Problem statement:
How many of the lines below include "Winning"? Give the number and no other words.

Raw data:
↓↓↓

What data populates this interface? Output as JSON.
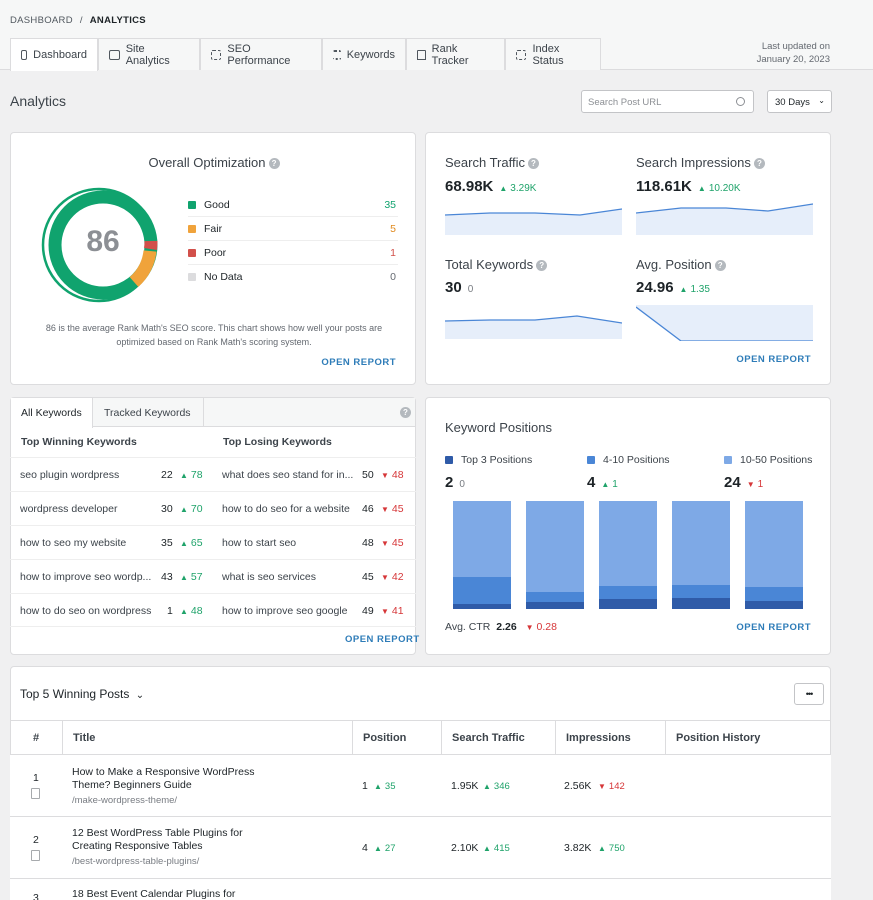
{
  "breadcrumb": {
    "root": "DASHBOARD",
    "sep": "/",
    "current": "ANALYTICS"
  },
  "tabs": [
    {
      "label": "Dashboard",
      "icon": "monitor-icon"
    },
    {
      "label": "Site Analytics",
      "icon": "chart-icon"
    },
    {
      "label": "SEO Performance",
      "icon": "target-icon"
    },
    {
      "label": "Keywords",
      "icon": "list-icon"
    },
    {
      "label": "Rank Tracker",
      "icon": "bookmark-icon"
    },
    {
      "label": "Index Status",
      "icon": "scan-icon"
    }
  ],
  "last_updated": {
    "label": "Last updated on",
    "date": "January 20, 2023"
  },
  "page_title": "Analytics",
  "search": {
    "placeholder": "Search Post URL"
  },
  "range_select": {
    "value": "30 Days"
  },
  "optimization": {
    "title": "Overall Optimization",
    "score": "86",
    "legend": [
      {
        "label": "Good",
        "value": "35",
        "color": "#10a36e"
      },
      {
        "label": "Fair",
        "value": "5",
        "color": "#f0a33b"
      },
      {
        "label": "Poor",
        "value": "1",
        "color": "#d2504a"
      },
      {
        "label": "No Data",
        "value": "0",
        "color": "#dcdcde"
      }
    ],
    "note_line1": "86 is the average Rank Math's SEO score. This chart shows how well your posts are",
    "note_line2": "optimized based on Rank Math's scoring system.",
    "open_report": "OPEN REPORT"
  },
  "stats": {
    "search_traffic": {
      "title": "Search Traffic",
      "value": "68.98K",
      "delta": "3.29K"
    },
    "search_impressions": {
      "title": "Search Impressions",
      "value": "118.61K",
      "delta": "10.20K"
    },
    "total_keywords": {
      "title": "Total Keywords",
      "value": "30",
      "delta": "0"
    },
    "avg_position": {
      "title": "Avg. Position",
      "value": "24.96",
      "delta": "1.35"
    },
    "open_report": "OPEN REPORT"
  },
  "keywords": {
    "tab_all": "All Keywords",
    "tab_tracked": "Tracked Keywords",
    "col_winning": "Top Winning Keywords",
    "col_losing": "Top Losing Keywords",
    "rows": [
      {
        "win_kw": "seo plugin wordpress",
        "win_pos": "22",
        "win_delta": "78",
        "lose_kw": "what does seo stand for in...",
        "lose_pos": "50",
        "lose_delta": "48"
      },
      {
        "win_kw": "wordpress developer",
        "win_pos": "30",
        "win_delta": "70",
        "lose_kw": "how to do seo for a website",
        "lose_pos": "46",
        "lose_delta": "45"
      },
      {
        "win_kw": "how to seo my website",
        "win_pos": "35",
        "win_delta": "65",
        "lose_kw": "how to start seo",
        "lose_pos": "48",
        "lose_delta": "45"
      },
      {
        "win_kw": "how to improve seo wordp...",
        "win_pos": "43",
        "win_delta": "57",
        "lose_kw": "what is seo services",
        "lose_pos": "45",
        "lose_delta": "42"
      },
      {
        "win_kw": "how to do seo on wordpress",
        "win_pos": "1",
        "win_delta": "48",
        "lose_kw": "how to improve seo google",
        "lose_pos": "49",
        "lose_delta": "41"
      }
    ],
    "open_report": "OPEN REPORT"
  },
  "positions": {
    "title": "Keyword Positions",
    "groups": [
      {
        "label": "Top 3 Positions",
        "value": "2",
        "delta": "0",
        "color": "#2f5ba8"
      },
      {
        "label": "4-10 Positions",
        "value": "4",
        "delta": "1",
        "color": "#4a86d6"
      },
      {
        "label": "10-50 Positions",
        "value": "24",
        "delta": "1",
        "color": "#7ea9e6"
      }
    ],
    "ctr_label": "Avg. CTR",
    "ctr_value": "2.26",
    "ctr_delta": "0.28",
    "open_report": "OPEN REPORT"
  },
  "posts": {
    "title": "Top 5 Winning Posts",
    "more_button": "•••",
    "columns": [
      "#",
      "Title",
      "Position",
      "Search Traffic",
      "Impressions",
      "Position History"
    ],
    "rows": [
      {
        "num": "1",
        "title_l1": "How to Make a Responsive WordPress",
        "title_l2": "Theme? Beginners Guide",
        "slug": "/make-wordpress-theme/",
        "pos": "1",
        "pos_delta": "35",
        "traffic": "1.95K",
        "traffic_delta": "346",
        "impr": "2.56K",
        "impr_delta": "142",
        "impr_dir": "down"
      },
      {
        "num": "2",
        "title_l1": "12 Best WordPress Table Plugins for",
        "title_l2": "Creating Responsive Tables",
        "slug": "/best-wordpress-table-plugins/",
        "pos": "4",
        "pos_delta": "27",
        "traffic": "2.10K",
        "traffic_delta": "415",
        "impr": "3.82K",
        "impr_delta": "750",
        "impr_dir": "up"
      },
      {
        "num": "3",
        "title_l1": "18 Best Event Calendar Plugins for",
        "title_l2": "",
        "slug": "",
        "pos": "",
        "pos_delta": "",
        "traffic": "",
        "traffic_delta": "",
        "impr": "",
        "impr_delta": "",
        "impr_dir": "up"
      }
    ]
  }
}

↑↑↑
↓↓↓

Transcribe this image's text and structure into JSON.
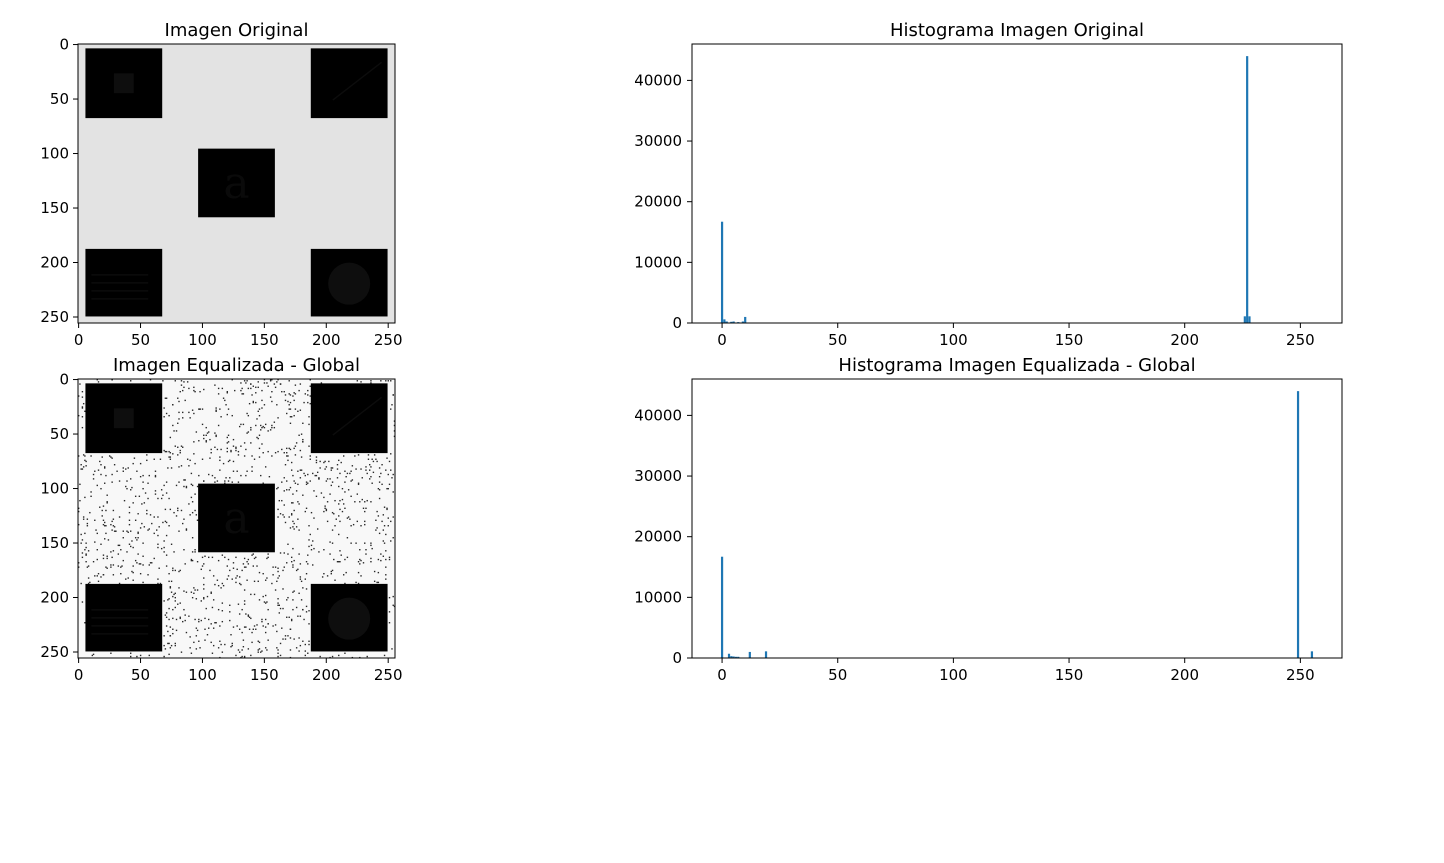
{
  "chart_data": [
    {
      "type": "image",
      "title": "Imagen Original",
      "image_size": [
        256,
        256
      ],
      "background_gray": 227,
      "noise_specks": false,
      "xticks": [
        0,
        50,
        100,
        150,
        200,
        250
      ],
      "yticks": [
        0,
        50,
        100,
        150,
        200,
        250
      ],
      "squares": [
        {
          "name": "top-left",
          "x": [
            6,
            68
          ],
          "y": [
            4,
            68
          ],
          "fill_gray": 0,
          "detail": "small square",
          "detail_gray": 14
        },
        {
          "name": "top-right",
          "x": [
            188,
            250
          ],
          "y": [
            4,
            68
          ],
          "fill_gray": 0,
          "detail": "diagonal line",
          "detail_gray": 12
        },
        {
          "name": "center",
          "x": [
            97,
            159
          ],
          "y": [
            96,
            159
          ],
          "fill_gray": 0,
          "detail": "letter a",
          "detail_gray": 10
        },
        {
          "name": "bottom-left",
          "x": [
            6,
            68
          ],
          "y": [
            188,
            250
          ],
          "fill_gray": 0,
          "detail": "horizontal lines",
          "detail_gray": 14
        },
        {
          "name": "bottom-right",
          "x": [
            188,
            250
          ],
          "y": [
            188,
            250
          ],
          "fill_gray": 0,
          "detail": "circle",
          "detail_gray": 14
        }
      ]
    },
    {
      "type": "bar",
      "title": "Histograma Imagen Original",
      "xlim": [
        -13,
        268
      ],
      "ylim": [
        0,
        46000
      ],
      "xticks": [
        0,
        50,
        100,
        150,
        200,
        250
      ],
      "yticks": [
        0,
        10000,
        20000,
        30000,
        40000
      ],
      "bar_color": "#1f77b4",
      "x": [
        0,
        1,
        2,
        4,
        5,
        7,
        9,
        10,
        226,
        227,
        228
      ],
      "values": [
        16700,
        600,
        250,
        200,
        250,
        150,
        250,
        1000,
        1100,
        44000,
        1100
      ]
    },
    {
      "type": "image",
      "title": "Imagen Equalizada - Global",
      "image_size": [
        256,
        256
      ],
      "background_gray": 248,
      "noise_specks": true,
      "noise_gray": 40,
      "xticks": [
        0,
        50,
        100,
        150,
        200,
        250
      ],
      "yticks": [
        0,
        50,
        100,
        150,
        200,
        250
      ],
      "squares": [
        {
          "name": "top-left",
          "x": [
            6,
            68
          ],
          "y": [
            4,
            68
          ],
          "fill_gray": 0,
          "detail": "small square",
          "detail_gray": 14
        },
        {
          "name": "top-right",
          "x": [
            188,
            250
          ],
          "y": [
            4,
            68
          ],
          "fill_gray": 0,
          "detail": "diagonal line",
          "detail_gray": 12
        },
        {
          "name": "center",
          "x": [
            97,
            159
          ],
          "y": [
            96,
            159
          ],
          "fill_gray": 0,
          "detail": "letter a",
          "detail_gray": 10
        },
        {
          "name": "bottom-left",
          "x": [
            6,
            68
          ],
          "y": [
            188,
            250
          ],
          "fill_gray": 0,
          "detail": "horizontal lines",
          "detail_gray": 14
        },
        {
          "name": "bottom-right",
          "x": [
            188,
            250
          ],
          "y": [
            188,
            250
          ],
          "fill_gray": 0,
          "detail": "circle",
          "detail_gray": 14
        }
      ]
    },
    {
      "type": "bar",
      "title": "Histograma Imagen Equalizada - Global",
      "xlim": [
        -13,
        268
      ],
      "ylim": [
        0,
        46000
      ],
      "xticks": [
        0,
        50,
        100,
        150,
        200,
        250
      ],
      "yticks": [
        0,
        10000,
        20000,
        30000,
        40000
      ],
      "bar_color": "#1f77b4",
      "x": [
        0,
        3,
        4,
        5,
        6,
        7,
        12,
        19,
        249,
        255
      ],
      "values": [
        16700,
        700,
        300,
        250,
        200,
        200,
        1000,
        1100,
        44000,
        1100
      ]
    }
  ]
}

↑↑↑
↓↓↓

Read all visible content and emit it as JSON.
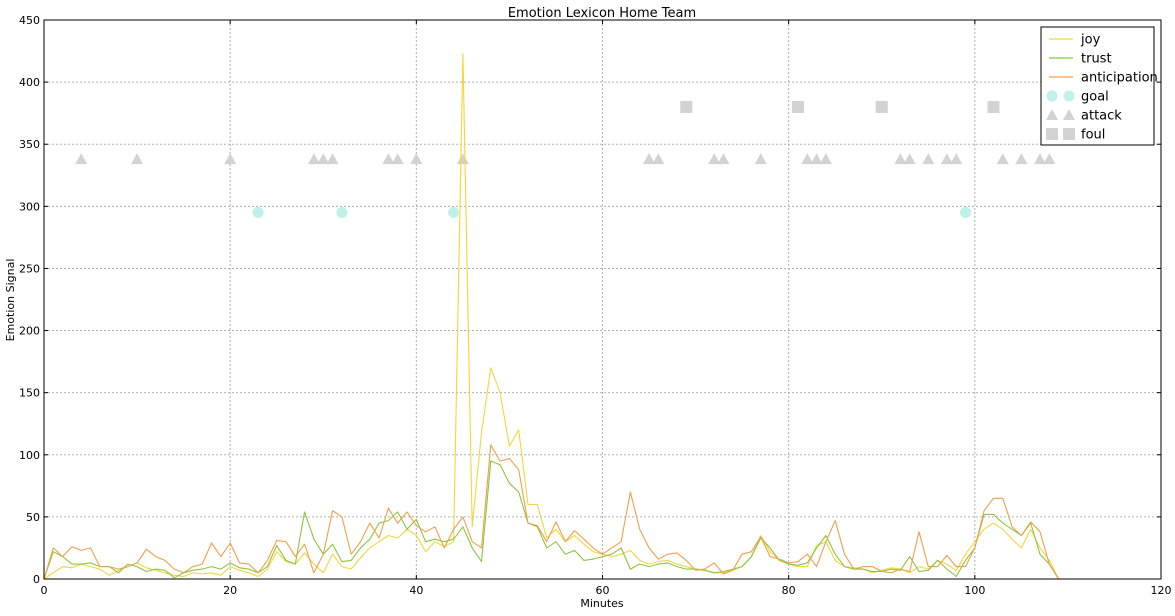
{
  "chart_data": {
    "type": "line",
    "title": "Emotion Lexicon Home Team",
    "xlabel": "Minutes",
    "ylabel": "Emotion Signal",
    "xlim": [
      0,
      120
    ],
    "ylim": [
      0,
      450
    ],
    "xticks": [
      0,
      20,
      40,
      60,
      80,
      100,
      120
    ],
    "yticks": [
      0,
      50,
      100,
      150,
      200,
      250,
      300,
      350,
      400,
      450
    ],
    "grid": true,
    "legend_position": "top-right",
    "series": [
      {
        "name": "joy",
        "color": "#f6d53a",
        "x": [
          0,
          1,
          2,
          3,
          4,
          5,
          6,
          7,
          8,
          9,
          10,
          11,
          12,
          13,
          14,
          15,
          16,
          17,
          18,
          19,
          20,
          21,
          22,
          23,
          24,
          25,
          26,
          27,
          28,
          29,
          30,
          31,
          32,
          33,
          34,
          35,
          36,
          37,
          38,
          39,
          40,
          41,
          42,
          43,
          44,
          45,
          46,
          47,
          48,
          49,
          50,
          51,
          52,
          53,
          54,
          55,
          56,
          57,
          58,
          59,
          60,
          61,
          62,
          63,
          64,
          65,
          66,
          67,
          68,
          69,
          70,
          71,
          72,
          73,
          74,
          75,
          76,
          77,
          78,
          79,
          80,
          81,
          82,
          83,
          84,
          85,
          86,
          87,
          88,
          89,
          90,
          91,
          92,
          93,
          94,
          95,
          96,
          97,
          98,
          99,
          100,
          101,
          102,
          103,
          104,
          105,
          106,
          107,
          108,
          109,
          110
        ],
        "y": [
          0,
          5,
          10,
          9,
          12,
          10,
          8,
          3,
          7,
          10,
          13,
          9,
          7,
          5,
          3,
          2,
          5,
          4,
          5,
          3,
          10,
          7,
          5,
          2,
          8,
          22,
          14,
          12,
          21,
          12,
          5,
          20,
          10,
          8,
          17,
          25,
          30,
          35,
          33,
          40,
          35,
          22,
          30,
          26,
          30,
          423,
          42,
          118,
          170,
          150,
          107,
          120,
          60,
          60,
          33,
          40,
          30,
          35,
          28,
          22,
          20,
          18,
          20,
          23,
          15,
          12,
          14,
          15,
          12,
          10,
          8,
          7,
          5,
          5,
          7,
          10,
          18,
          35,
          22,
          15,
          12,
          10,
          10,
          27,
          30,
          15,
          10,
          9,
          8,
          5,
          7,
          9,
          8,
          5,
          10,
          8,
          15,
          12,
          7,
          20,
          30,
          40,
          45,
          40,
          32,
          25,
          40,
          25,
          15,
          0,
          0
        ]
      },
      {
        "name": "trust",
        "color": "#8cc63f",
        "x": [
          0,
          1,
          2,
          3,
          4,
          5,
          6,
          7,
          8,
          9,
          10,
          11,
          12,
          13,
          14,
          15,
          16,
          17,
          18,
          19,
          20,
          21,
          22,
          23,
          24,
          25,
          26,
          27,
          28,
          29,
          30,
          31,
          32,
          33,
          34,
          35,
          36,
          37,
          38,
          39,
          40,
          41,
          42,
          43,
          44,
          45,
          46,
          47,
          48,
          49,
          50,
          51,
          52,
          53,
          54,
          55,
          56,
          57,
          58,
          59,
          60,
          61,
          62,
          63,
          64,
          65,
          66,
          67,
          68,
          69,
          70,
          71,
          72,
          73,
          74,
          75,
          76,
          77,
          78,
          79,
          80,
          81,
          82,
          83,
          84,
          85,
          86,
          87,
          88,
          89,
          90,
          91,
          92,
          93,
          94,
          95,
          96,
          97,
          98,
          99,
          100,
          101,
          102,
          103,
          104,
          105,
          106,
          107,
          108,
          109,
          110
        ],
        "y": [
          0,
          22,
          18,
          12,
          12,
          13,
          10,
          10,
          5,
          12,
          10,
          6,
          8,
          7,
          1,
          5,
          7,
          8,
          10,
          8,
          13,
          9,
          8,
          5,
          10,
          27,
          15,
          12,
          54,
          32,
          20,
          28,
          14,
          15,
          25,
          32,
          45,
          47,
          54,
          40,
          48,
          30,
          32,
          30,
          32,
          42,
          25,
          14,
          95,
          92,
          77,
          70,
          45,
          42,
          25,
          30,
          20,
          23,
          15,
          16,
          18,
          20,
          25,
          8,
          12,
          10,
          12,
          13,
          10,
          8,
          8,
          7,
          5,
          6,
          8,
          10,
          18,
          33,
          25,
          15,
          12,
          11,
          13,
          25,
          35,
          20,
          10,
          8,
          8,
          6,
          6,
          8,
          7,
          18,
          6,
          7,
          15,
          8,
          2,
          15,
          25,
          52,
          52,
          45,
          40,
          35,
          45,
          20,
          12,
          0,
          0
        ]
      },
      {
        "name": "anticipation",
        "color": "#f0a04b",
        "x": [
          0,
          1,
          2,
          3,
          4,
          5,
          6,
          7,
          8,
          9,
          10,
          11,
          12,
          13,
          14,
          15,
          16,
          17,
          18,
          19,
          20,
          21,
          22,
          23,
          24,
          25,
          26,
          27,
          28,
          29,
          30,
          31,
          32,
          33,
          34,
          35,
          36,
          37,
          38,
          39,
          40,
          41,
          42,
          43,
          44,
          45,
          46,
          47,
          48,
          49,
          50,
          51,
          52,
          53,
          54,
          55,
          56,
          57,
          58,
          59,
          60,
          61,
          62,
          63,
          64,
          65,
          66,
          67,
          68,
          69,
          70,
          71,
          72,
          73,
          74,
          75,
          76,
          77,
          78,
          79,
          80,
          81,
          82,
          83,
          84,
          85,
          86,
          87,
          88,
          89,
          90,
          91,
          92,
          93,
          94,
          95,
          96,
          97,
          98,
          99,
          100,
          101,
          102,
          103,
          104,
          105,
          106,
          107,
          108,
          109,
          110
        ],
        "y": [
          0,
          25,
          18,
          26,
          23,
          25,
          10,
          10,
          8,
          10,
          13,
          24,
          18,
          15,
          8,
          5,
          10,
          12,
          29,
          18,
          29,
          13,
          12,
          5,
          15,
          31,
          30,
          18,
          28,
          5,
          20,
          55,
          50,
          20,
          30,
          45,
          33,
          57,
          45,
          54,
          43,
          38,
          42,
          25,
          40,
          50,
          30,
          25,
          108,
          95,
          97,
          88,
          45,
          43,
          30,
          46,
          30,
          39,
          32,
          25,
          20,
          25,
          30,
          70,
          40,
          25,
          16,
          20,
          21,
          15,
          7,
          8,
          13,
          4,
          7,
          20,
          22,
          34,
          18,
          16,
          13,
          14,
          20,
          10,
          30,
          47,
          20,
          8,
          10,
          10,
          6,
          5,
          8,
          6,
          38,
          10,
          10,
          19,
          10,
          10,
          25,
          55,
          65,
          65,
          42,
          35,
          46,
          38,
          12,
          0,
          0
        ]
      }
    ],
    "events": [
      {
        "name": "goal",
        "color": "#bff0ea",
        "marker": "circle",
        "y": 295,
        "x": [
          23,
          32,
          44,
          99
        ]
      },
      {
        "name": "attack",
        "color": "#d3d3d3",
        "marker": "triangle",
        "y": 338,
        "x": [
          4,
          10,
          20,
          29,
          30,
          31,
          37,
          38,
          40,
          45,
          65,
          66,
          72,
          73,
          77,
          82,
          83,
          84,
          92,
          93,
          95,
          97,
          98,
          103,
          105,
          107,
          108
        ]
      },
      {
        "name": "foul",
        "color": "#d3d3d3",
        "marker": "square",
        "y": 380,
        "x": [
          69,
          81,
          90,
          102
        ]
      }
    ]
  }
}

↑↑↑

The reply:
2